[Collected data entries]
>>>>>
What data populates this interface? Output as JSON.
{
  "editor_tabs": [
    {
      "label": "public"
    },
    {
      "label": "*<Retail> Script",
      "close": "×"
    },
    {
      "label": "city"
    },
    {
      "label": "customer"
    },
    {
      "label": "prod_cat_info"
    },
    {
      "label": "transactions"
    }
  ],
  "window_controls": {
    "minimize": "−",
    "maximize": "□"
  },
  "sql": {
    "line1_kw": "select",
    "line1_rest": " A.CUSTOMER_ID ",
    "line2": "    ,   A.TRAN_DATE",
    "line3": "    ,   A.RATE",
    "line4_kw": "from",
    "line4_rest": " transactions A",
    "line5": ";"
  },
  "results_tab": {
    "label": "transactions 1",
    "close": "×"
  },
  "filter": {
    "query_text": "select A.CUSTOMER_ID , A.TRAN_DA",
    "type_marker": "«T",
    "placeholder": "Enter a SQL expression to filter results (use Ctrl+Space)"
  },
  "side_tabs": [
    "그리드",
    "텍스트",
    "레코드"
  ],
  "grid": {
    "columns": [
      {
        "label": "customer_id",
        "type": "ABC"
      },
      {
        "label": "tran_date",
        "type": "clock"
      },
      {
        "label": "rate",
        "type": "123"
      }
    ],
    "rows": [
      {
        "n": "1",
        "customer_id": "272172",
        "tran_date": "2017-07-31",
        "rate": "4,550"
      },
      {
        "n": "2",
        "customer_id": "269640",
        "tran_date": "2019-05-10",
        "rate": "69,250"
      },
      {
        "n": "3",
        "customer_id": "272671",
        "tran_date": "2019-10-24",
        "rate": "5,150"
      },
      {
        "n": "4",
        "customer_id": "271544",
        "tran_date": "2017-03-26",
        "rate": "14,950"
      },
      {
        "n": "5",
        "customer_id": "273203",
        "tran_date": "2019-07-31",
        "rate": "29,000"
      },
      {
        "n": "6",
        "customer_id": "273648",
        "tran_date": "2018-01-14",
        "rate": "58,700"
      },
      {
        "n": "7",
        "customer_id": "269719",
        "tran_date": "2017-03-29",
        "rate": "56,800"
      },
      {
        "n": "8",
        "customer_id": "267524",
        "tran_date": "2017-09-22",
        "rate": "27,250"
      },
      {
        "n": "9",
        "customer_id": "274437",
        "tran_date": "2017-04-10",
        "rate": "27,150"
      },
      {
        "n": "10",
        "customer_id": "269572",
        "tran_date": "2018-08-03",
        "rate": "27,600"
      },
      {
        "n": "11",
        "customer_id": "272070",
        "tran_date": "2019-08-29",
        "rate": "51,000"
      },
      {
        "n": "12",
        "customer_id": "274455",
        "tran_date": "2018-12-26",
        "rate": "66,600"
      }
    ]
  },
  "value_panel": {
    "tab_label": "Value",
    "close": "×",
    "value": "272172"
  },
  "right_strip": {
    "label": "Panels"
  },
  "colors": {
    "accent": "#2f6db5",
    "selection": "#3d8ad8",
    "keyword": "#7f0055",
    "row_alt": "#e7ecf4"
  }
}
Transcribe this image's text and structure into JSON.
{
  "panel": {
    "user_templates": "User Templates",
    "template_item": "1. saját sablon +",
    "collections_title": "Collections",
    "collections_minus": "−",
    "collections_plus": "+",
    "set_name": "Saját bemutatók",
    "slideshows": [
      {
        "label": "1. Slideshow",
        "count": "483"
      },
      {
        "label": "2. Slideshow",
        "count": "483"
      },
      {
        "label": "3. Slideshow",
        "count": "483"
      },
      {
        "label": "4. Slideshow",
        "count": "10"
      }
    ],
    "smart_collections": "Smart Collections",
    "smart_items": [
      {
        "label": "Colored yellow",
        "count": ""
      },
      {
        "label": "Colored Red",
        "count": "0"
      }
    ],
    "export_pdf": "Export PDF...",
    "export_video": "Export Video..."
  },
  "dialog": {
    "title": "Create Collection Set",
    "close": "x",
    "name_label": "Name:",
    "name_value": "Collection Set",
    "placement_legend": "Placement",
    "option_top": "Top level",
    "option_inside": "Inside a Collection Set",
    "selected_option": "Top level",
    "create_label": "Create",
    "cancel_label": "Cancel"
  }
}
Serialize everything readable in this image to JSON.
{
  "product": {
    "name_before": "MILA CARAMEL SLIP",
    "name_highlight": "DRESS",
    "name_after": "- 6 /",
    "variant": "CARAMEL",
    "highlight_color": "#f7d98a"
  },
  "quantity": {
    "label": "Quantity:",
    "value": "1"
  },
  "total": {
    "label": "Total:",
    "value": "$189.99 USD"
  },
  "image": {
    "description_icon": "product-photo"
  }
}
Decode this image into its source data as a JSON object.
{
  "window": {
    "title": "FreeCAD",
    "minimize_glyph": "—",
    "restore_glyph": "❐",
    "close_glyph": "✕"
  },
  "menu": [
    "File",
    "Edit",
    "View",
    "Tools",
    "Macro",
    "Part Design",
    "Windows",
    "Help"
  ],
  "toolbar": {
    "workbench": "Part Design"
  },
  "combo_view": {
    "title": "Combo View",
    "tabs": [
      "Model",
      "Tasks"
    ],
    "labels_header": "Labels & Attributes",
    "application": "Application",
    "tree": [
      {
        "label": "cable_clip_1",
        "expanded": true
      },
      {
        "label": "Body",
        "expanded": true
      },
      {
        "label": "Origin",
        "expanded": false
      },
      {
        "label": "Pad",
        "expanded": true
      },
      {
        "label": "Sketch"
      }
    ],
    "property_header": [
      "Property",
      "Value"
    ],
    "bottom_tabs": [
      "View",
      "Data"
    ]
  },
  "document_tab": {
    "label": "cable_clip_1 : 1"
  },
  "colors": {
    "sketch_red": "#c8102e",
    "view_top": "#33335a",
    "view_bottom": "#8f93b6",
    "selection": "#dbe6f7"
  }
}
<<<<<
All of the records must be retyped exactly as they are.

What data populates this interface? Output as JSON.
{
  "editor_tabs": [
    {
      "label": "public"
    },
    {
      "label": "*<Retail> Script",
      "close": "×"
    },
    {
      "label": "city"
    },
    {
      "label": "customer"
    },
    {
      "label": "prod_cat_info"
    },
    {
      "label": "transactions"
    }
  ],
  "window_controls": {
    "minimize": "−",
    "maximize": "□"
  },
  "sql": {
    "line1_kw": "select",
    "line1_rest": " A.CUSTOMER_ID ",
    "line2": "    ,   A.TRAN_DATE",
    "line3": "    ,   A.RATE",
    "line4_kw": "from",
    "line4_rest": " transactions A",
    "line5": ";"
  },
  "results_tab": {
    "label": "transactions 1",
    "close": "×"
  },
  "filter": {
    "query_text": "select A.CUSTOMER_ID , A.TRAN_DA",
    "type_marker": "«T",
    "placeholder": "Enter a SQL expression to filter results (use Ctrl+Space)"
  },
  "side_tabs": [
    "그리드",
    "텍스트",
    "레코드"
  ],
  "grid": {
    "columns": [
      {
        "label": "customer_id",
        "type": "ABC"
      },
      {
        "label": "tran_date",
        "type": "clock"
      },
      {
        "label": "rate",
        "type": "123"
      }
    ],
    "rows": [
      {
        "n": "1",
        "customer_id": "272172",
        "tran_date": "2017-07-31",
        "rate": "4,550"
      },
      {
        "n": "2",
        "customer_id": "269640",
        "tran_date": "2019-05-10",
        "rate": "69,250"
      },
      {
        "n": "3",
        "customer_id": "272671",
        "tran_date": "2019-10-24",
        "rate": "5,150"
      },
      {
        "n": "4",
        "customer_id": "271544",
        "tran_date": "2017-03-26",
        "rate": "14,950"
      },
      {
        "n": "5",
        "customer_id": "273203",
        "tran_date": "2019-07-31",
        "rate": "29,000"
      },
      {
        "n": "6",
        "customer_id": "273648",
        "tran_date": "2018-01-14",
        "rate": "58,700"
      },
      {
        "n": "7",
        "customer_id": "269719",
        "tran_date": "2017-03-29",
        "rate": "56,800"
      },
      {
        "n": "8",
        "customer_id": "267524",
        "tran_date": "2017-09-22",
        "rate": "27,250"
      },
      {
        "n": "9",
        "customer_id": "274437",
        "tran_date": "2017-04-10",
        "rate": "27,150"
      },
      {
        "n": "10",
        "customer_id": "269572",
        "tran_date": "2018-08-03",
        "rate": "27,600"
      },
      {
        "n": "11",
        "customer_id": "272070",
        "tran_date": "2019-08-29",
        "rate": "51,000"
      },
      {
        "n": "12",
        "customer_id": "274455",
        "tran_date": "2018-12-26",
        "rate": "66,600"
      }
    ]
  },
  "value_panel": {
    "tab_label": "Value",
    "close": "×",
    "value": "272172"
  },
  "right_strip": {
    "label": "Panels"
  },
  "colors": {
    "accent": "#2f6db5",
    "selection": "#3d8ad8",
    "keyword": "#7f0055",
    "row_alt": "#e7ecf4"
  }
}
Transcribe this image's text and structure into JSON.
{
  "panel": {
    "user_templates": "User Templates",
    "template_item": "1. saját sablon +",
    "collections_title": "Collections",
    "collections_minus": "−",
    "collections_plus": "+",
    "set_name": "Saját bemutatók",
    "slideshows": [
      {
        "label": "1. Slideshow",
        "count": "483"
      },
      {
        "label": "2. Slideshow",
        "count": "483"
      },
      {
        "label": "3. Slideshow",
        "count": "483"
      },
      {
        "label": "4. Slideshow",
        "count": "10"
      }
    ],
    "smart_collections": "Smart Collections",
    "smart_items": [
      {
        "label": "Colored yellow",
        "count": ""
      },
      {
        "label": "Colored Red",
        "count": "0"
      }
    ],
    "export_pdf": "Export PDF...",
    "export_video": "Export Video..."
  },
  "dialog": {
    "title": "Create Collection Set",
    "close": "x",
    "name_label": "Name:",
    "name_value": "Collection Set",
    "placement_legend": "Placement",
    "option_top": "Top level",
    "option_inside": "Inside a Collection Set",
    "selected_option": "Top level",
    "create_label": "Create",
    "cancel_label": "Cancel"
  }
}
Serialize everything readable in this image to JSON.
{
  "product": {
    "name_before": "MILA CARAMEL SLIP",
    "name_highlight": "DRESS",
    "name_after": "- 6 /",
    "variant": "CARAMEL",
    "highlight_color": "#f7d98a"
  },
  "quantity": {
    "label": "Quantity:",
    "value": "1"
  },
  "total": {
    "label": "Total:",
    "value": "$189.99 USD"
  },
  "image": {
    "description_icon": "product-photo"
  }
}
Decode this image into its source data as a JSON object.
{
  "window": {
    "title": "FreeCAD",
    "minimize_glyph": "—",
    "restore_glyph": "❐",
    "close_glyph": "✕"
  },
  "menu": [
    "File",
    "Edit",
    "View",
    "Tools",
    "Macro",
    "Part Design",
    "Windows",
    "Help"
  ],
  "toolbar": {
    "workbench": "Part Design"
  },
  "combo_view": {
    "title": "Combo View",
    "tabs": [
      "Model",
      "Tasks"
    ],
    "labels_header": "Labels & Attributes",
    "application": "Application",
    "tree": [
      {
        "label": "cable_clip_1",
        "expanded": true
      },
      {
        "label": "Body",
        "expanded": true
      },
      {
        "label": "Origin",
        "expanded": false
      },
      {
        "label": "Pad",
        "expanded": true
      },
      {
        "label": "Sketch"
      }
    ],
    "property_header": [
      "Property",
      "Value"
    ],
    "bottom_tabs": [
      "View",
      "Data"
    ]
  },
  "document_tab": {
    "label": "cable_clip_1 : 1"
  },
  "colors": {
    "sketch_red": "#c8102e",
    "view_top": "#33335a",
    "view_bottom": "#8f93b6",
    "selection": "#dbe6f7"
  }
}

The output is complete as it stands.